━━━━━ THE RECORDS ━━━━━
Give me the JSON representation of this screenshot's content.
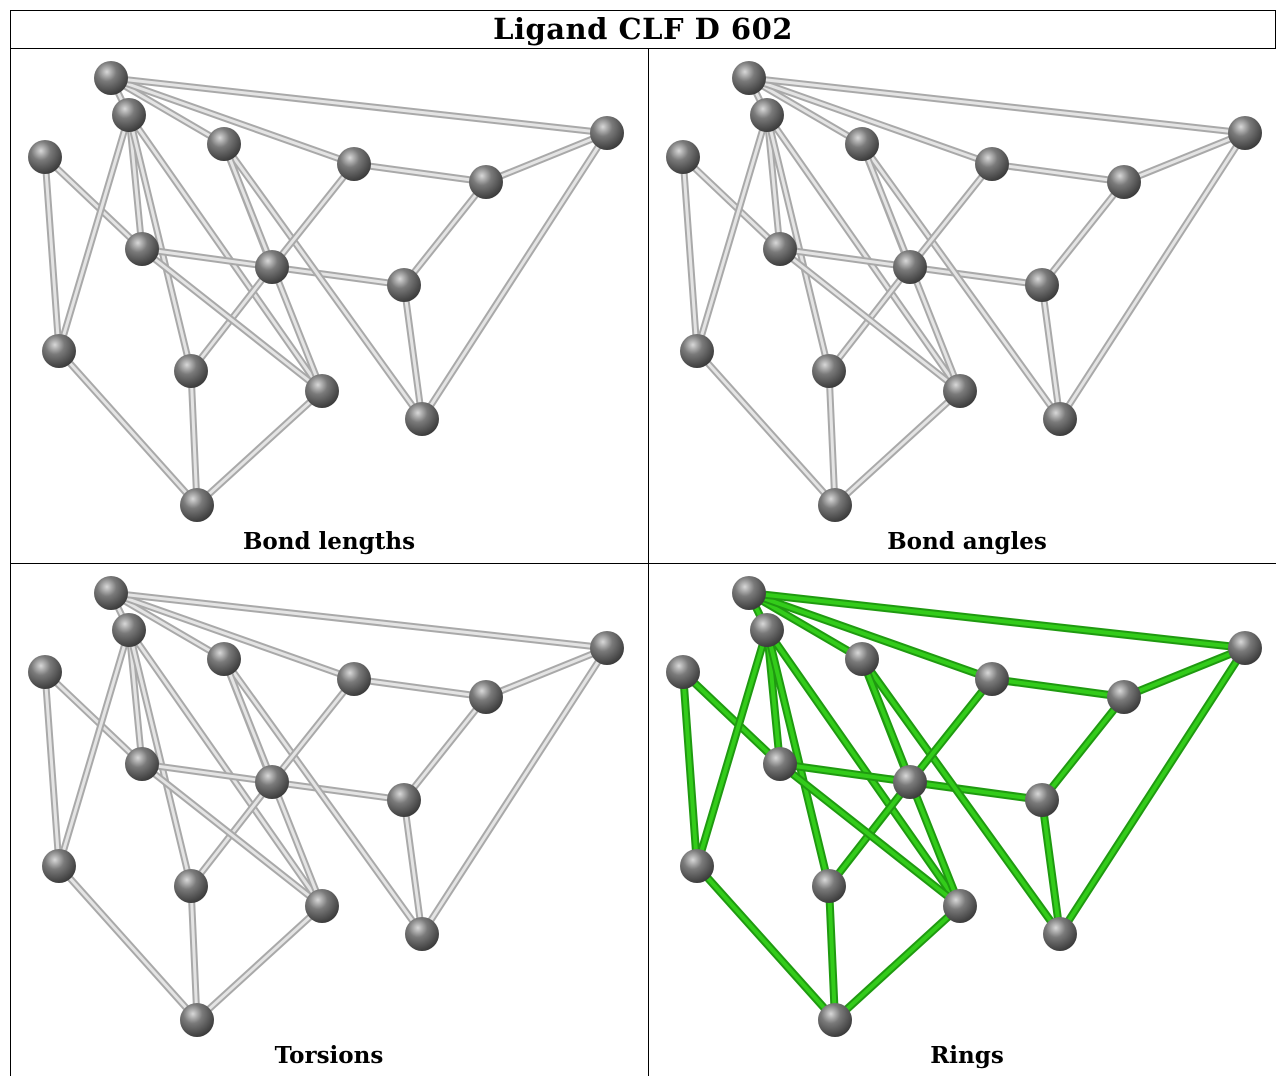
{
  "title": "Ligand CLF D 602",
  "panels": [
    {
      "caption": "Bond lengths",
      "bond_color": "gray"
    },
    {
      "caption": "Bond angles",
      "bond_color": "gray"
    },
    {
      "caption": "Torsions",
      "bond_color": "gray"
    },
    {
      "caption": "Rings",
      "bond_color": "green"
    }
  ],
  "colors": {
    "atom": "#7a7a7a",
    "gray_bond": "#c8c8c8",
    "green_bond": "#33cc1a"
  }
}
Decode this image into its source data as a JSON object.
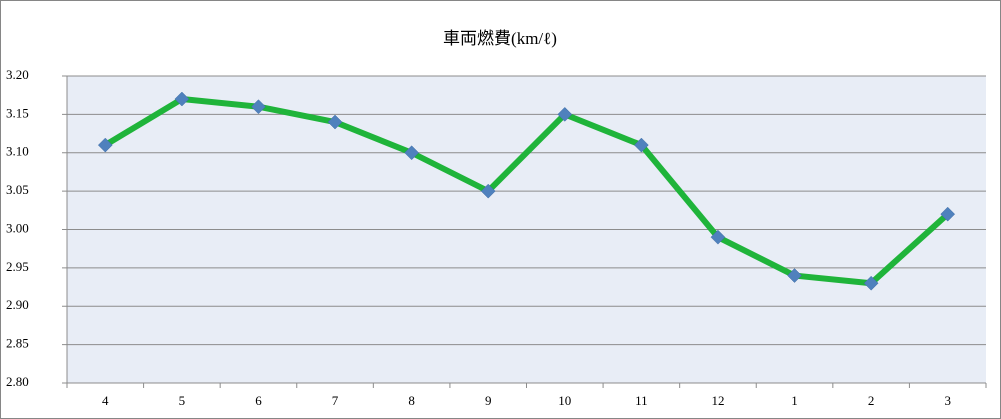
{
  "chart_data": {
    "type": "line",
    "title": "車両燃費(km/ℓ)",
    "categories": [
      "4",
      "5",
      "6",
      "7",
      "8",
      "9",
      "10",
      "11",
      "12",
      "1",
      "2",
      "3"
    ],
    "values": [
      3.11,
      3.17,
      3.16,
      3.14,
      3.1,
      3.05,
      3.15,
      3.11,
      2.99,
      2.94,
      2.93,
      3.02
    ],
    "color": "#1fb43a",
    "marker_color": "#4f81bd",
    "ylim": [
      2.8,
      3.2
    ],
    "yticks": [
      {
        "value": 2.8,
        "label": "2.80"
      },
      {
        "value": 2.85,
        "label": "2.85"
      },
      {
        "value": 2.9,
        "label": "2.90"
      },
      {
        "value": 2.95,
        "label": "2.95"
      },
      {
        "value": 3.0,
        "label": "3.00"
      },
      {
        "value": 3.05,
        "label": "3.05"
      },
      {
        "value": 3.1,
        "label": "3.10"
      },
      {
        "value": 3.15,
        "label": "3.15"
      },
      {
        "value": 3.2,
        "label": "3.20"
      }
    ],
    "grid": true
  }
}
━━━━━
YOUR INSTRUCTIONS: Quote the material in full and exactly; do not carry over its pictures.

ANSWER TO THIS EXERCISE:
Give me the JSON representation of this screenshot's content.
{
  "title": "Ligand CLF D 602",
  "panels": [
    {
      "caption": "Bond lengths",
      "bond_color": "gray"
    },
    {
      "caption": "Bond angles",
      "bond_color": "gray"
    },
    {
      "caption": "Torsions",
      "bond_color": "gray"
    },
    {
      "caption": "Rings",
      "bond_color": "green"
    }
  ],
  "colors": {
    "atom": "#7a7a7a",
    "gray_bond": "#c8c8c8",
    "green_bond": "#33cc1a"
  }
}
Decode this image into its source data as a JSON object.
{
  "chart_data": {
    "type": "line",
    "title": "車両燃費(km/ℓ)",
    "categories": [
      "4",
      "5",
      "6",
      "7",
      "8",
      "9",
      "10",
      "11",
      "12",
      "1",
      "2",
      "3"
    ],
    "values": [
      3.11,
      3.17,
      3.16,
      3.14,
      3.1,
      3.05,
      3.15,
      3.11,
      2.99,
      2.94,
      2.93,
      3.02
    ],
    "color": "#1fb43a",
    "marker_color": "#4f81bd",
    "ylim": [
      2.8,
      3.2
    ],
    "yticks": [
      {
        "value": 2.8,
        "label": "2.80"
      },
      {
        "value": 2.85,
        "label": "2.85"
      },
      {
        "value": 2.9,
        "label": "2.90"
      },
      {
        "value": 2.95,
        "label": "2.95"
      },
      {
        "value": 3.0,
        "label": "3.00"
      },
      {
        "value": 3.05,
        "label": "3.05"
      },
      {
        "value": 3.1,
        "label": "3.10"
      },
      {
        "value": 3.15,
        "label": "3.15"
      },
      {
        "value": 3.2,
        "label": "3.20"
      }
    ],
    "grid": true
  }
}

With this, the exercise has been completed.